_PAGINA_:
* * * * * * *
Un passo in avanti sarebbe appunto quello di sostenere il Libero Esercito di Siria formato dai fuoriusciti del regime. Ma con che tipo di aiuti? E nel nome di chi? Davvero senza le insegne dell´Onu la «coalizione di amici» sarebbe pronta a tanto?
Nell´attesa la Siria brucia. E in tutto il mondo - da Londra all´Australia passando per il Cairo - si scatenano le azioni di protesta con gli assalti alle ambasciate di Assad: finora l´unico sfogo tangibile di tante rabbia e indignazione.
* * * * * * *
_VOCI_:
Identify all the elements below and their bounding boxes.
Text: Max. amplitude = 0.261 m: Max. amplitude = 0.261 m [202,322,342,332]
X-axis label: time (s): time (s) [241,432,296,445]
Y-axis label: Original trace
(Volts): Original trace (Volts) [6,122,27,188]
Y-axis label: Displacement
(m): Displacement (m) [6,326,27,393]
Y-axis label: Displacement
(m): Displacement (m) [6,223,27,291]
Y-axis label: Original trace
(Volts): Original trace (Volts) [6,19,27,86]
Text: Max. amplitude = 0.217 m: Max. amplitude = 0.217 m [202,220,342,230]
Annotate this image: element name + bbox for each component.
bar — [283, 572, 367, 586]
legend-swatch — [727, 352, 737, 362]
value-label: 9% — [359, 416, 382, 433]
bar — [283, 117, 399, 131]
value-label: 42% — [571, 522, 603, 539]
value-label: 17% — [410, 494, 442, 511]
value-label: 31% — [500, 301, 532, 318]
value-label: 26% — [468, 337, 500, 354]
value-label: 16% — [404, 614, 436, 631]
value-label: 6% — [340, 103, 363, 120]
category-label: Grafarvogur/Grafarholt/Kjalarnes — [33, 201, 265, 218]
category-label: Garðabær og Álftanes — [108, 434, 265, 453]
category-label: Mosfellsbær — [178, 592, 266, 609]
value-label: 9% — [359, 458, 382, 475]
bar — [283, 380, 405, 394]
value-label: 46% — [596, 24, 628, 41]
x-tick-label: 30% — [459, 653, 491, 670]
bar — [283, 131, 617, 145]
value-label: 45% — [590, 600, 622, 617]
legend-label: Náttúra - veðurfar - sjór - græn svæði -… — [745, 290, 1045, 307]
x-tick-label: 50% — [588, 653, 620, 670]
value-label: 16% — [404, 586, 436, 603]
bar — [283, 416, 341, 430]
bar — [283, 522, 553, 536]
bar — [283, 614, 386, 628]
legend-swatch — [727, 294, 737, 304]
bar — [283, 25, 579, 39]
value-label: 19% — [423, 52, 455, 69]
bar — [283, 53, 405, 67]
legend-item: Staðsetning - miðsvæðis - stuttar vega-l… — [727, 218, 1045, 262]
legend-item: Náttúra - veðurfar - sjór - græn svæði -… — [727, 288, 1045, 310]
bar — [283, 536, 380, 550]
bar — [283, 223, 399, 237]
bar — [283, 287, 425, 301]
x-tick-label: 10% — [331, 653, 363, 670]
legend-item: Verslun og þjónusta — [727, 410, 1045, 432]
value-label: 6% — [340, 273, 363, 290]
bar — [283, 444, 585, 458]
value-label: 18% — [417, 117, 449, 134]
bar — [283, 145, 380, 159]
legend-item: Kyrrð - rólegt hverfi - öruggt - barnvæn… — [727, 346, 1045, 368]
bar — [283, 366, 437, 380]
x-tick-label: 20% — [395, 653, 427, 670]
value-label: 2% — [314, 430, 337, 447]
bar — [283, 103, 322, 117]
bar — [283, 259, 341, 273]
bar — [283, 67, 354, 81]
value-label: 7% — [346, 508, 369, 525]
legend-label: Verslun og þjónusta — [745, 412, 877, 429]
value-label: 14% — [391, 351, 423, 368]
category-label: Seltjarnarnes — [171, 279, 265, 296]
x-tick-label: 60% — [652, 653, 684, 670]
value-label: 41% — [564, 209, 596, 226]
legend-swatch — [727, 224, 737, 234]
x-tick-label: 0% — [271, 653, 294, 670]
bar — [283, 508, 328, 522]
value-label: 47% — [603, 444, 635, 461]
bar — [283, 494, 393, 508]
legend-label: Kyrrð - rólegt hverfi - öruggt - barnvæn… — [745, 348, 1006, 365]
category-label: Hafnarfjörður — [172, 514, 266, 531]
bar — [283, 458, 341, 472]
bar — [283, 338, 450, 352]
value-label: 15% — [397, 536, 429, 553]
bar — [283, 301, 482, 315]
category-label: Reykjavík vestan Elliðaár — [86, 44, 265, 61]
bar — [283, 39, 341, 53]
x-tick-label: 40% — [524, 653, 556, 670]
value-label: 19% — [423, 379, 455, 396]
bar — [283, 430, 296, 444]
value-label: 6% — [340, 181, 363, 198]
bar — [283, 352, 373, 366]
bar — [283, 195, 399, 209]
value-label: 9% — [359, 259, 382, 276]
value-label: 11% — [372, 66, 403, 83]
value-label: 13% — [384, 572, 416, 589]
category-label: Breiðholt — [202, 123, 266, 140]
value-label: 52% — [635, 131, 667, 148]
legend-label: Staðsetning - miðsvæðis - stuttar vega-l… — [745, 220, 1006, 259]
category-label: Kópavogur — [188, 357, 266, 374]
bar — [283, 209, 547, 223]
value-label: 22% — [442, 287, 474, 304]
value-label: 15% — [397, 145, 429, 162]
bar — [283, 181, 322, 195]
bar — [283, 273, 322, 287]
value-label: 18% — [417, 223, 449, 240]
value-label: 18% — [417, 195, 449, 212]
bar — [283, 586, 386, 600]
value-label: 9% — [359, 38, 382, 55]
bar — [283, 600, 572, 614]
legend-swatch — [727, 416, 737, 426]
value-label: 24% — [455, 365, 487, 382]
* * * * * * *
_COSA FARE_:
[a] Ricopia senza cambiare nulla la parte del testo sulla Siria che va da "Un passo in" fino a "pronta a tanto?" compreso.
[b] Traduci in inglese questa frase del testo sulla Siria: "Un passo in avanti sarebbe appunto quello di sostenere il Libero Esercito di Siria formato dai fuoriusciti del regime."
[c] Elenca tutti i luoghi nominati nel testo sulla Siria come posti del mondo in cui scoppiano le proteste.

_SOLUZIONI_:
[a]
Un passo in avanti sarebbe appunto quello di sostenere il Libero Esercito di Siria formato dai fuoriusciti del regime. Ma con che tipo di aiuti? E nel nome di chi? Davvero senza le insegne dell´Onu la «coalizione di amici» sarebbe pronta a tanto?

[b] A step forward would be precisely to support the Free Syrian Army formed by defectors from the regime.

[c] Londra, Australia, Cairo